** Problem to work on **
Filter the records below for the word "установленной". Copy each line that holds it.
begin
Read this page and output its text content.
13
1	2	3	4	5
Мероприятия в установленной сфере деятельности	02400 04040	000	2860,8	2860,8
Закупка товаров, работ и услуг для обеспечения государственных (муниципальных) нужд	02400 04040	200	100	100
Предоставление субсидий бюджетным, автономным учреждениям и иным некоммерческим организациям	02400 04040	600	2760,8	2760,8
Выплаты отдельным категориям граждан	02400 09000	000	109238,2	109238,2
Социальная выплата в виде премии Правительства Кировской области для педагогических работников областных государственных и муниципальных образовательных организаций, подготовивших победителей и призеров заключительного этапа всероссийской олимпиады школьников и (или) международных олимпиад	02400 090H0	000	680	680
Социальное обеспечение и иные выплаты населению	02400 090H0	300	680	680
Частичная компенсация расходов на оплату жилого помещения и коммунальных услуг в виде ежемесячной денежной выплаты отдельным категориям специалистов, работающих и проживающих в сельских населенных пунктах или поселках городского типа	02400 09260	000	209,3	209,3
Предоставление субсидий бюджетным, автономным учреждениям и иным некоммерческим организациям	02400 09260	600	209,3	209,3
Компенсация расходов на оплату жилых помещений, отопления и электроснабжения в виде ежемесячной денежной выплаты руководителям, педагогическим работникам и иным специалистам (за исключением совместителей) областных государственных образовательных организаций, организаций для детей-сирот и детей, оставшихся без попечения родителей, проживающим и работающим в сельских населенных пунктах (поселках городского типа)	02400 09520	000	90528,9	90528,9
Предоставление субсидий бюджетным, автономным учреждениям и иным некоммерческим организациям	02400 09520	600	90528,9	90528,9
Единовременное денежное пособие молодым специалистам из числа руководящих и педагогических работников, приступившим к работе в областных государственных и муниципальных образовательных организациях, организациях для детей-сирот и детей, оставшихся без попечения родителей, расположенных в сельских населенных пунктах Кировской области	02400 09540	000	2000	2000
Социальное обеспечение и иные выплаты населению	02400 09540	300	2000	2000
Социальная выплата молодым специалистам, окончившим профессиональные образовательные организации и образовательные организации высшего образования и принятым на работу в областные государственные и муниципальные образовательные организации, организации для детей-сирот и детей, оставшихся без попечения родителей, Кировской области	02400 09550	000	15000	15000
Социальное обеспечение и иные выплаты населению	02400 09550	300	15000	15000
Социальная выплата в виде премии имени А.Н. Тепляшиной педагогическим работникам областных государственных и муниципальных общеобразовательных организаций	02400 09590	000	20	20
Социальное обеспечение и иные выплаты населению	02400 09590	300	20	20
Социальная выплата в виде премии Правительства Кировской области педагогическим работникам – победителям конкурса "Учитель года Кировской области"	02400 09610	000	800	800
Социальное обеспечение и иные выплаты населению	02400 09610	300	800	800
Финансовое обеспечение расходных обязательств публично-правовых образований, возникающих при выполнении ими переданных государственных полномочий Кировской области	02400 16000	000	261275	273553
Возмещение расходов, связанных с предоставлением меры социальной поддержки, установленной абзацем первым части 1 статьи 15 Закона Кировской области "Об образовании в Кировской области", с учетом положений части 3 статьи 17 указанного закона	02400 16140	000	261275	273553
end
** Exercise result **
Мероприятия в установленной сфере деятельности	02400 04040	000	2860,8	2860,8
Возмещение расходов, связанных с предоставлением меры социальной поддержки, установленной абзацем первым части 1 статьи 15 Закона Кировской области "Об образовании в Кировской области", с учетом положений части 3 статьи 17 указанного закона	02400 16140	000	261275	273553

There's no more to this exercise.